→ PROBLEM
Your task is to restate the data word for word.

<<<<

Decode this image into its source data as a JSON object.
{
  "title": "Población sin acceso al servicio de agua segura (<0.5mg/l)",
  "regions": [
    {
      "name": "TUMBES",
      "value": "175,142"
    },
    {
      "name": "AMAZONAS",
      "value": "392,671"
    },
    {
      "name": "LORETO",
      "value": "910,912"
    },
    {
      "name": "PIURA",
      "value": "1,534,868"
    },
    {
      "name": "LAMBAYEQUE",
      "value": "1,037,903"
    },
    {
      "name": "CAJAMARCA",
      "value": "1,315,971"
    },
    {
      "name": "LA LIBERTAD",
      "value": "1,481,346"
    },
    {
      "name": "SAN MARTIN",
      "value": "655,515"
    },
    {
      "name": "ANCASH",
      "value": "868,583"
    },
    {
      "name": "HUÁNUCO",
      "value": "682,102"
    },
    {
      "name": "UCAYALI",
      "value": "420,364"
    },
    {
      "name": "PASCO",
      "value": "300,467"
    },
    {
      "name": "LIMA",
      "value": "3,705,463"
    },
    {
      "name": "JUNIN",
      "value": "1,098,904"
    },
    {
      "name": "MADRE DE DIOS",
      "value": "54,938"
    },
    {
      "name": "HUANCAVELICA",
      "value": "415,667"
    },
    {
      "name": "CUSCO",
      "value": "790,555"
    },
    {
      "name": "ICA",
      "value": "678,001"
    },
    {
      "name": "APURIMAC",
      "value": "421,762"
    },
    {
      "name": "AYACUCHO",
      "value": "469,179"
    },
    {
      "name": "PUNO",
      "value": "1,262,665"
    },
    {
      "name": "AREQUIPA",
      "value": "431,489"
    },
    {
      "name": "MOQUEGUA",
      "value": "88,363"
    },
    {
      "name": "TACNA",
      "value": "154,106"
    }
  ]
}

>>>>

→ RESPONSE TO THIS TASK
Decode this image into its source data as a JSON object.
{
  "title": "Población sin acceso al servicio de agua segura (<0.5mg/l)",
  "regions": [
    {
      "name": "TUMBES",
      "value": "175,142"
    },
    {
      "name": "AMAZONAS",
      "value": "392,671"
    },
    {
      "name": "LORETO",
      "value": "910,912"
    },
    {
      "name": "PIURA",
      "value": "1,534,868"
    },
    {
      "name": "LAMBAYEQUE",
      "value": "1,037,903"
    },
    {
      "name": "CAJAMARCA",
      "value": "1,315,971"
    },
    {
      "name": "LA LIBERTAD",
      "value": "1,481,346"
    },
    {
      "name": "SAN MARTIN",
      "value": "655,515"
    },
    {
      "name": "ANCASH",
      "value": "868,583"
    },
    {
      "name": "HUÁNUCO",
      "value": "682,102"
    },
    {
      "name": "UCAYALI",
      "value": "420,364"
    },
    {
      "name": "PASCO",
      "value": "300,467"
    },
    {
      "name": "LIMA",
      "value": "3,705,463"
    },
    {
      "name": "JUNIN",
      "value": "1,098,904"
    },
    {
      "name": "MADRE DE DIOS",
      "value": "54,938"
    },
    {
      "name": "HUANCAVELICA",
      "value": "415,667"
    },
    {
      "name": "CUSCO",
      "value": "790,555"
    },
    {
      "name": "ICA",
      "value": "678,001"
    },
    {
      "name": "APURIMAC",
      "value": "421,762"
    },
    {
      "name": "AYACUCHO",
      "value": "469,179"
    },
    {
      "name": "PUNO",
      "value": "1,262,665"
    },
    {
      "name": "AREQUIPA",
      "value": "431,489"
    },
    {
      "name": "MOQUEGUA",
      "value": "88,363"
    },
    {
      "name": "TACNA",
      "value": "154,106"
    }
  ]
}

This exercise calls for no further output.